PASSAGE SHOWN →
----------------

I think it fair to say and others are saying this as well is that this crisis is different. There is a structural adjustment going on. So the question is do we let it run its course (pretty much the GOP argument) or do we intervene (pretty much the sane thing to do)? So the question is how bad is it and how big do make the intervention? That's what we are now debating. Krugman doesn't think it's big enough. Neither does Stiglitz. Boskin thinks it's a road to socialism. Ask a different economist, get a different answer but at the the end of the day, collectively we are throwing data points out there. I am throwing out that the erosion of high paying manufacturing jobs is a threat to the American lifestyle. Frankly, it is a national security issue as well. Take Pratt & Whitney engines. They are now being made in China in a joint venture with the Chengdu Engine Company. Is that wise? I don't think so.

by Charles Lemos 2009-03-09 04:41PM | 0 recs
Yes, and where was the outrage?

All those Bush advisors, the WSJ, Heritage, Cato, all those CONSERVATIVES who advocated outsourcing of the jobs...

What was CONSERVATIVE about that?

And, those TOTAL FRICKING IDIOTS who want along with them, voted them in again and again..

Clueless braindead fools, so afraid of the Islamofacist boogie man, and the Gay....they let their rich masters rob their future.

Well, to a certain extent, maybe this is nature disarming the beast?

We are scant a generation away from being able to afford the super power military, perhaps this is evolution balancing the scale?

Welcome to the NEW Argentina!

by WashStateBlue 2009-03-09 05:54AM | 0 recs
Dead On

Good post, Charles.

We need to be a country that creates things, builds things, and grows things.

This whole financial mess where people became fabulously wealthy on mortgages is a joke. There is only so much profit you can squeeze from servicing a loan, but somehow these bastards figured out how to take trillions from the American People and bring our financial institutions to their knees by simply pushing paper.

by tpeichel 2009-03-09 05:56AM | 0 recs
Structural Unemployment... been around for years
OK, I'm not economically fluent, but haven't we been loosing jobs to "structural change" for years? All those manufacturing jobs that went overseas... aren't they gone forever? I don't see this as anything new. I thought that Obama's policies were going to invest in new industries such as so called "green industries" with the ultimate plan being that the US will eventually be the leader in many green technologies. All along we've been hearing that certain jobs won't be coming back.

----------------

SOURCE DATA →

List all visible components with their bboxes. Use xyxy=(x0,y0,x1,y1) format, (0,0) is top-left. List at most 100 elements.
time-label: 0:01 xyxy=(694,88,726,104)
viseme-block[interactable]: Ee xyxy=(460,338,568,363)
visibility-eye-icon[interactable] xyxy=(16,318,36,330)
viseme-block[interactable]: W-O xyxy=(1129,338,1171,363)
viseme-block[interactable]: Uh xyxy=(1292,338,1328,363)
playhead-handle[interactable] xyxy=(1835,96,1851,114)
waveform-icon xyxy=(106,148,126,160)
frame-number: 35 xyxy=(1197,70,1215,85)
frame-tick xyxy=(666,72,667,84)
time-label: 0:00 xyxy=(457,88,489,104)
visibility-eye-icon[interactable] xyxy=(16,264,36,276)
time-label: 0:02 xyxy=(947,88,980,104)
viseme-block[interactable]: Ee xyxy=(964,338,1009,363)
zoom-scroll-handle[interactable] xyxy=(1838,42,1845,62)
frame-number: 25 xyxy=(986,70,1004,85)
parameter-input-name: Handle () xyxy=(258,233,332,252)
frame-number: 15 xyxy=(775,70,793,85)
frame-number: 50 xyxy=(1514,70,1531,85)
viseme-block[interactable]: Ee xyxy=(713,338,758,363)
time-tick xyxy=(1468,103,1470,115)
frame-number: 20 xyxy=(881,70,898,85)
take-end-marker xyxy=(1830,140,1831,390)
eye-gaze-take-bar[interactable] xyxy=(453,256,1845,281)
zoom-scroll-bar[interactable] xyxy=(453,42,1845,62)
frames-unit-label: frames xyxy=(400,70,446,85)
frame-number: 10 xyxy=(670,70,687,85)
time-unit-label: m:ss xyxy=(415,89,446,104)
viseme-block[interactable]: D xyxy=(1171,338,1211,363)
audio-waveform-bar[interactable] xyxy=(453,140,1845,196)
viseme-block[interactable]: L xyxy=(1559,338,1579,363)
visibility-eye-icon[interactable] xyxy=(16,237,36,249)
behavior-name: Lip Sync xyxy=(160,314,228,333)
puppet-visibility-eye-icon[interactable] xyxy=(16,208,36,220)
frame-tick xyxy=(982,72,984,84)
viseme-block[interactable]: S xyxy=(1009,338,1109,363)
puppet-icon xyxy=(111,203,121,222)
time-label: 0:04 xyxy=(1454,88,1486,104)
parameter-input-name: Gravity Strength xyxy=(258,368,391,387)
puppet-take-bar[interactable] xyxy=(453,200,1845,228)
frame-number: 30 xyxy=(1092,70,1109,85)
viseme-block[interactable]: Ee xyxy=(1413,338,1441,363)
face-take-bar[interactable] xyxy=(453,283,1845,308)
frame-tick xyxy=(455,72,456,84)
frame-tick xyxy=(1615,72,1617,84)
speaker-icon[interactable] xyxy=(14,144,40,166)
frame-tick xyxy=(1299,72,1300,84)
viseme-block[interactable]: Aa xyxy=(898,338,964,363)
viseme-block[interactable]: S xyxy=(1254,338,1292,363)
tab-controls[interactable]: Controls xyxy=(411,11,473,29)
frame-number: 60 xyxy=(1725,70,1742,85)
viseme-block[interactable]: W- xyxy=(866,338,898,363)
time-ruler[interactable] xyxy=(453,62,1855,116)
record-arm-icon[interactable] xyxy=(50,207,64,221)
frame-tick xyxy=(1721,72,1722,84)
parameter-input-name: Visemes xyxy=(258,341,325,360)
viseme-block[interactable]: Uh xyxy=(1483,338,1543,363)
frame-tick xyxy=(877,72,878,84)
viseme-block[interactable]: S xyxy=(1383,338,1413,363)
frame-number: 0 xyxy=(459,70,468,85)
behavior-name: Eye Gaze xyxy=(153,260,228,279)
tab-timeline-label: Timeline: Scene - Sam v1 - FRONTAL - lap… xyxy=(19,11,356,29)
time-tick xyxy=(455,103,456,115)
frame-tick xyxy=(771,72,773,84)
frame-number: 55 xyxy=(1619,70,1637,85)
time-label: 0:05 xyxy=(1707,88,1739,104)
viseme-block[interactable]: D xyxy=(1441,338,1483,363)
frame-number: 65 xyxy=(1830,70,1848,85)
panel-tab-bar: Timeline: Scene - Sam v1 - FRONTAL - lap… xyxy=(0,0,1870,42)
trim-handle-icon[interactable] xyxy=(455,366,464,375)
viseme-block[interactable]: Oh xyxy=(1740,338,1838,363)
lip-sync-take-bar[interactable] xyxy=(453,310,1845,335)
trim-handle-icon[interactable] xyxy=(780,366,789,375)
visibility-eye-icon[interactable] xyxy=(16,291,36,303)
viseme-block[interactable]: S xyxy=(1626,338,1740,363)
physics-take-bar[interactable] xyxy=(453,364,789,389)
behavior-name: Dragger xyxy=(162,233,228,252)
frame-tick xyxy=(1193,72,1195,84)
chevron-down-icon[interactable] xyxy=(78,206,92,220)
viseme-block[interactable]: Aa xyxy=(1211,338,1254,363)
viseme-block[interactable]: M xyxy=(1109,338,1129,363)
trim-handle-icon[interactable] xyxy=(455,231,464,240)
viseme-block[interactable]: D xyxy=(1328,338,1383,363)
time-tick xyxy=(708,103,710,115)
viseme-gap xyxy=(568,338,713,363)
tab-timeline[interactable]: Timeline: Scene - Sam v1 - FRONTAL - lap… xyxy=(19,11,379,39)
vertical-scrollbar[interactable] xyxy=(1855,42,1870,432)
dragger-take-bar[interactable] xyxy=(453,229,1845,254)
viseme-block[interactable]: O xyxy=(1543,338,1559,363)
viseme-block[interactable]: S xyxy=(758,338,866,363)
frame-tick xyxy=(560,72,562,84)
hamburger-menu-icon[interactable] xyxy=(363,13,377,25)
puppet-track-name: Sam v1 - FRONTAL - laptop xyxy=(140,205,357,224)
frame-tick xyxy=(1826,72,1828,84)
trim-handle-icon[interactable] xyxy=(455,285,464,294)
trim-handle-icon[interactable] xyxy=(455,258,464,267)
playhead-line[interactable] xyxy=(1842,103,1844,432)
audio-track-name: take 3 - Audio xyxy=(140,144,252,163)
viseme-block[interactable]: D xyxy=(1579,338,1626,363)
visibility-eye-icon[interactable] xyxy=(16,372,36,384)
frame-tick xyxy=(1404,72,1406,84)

----------------

REQUIRED ACTIONS →
1. Using the comment thread on manufacturing jobs, decide whether each statement agrees with it. Answer yes or no, and quote the deciding words.
(a) Pratt & Whitney engines are said to be made in China through a joint venture.
(b) Krugman is described as thinking the intervention is big enough.
(c) Boskin is described as seeing the intervention as a road to socialism.
2. Render this sentence from the comment thread on manufacturing jobs in Spanish: "We need to be a country that creates things, builds things, and grows things."
3. From the "by" lines of the comment thread on manufacturing jobs, give every commenter name that appears.

ANSWERS TO EACH TASK →
1.
(a) Yes: "They are now being made in China in a joint venture with the Chengdu Engine Company."
(b) No: "Krugman doesn't think it's big enough."
(c) Yes: "Boskin thinks it's a road to socialism."

2. Necesitamos ser un país que cree cosas, construya cosas y cultive cosas.

3.
Charles Lemos
WashStateBlue
tpeichel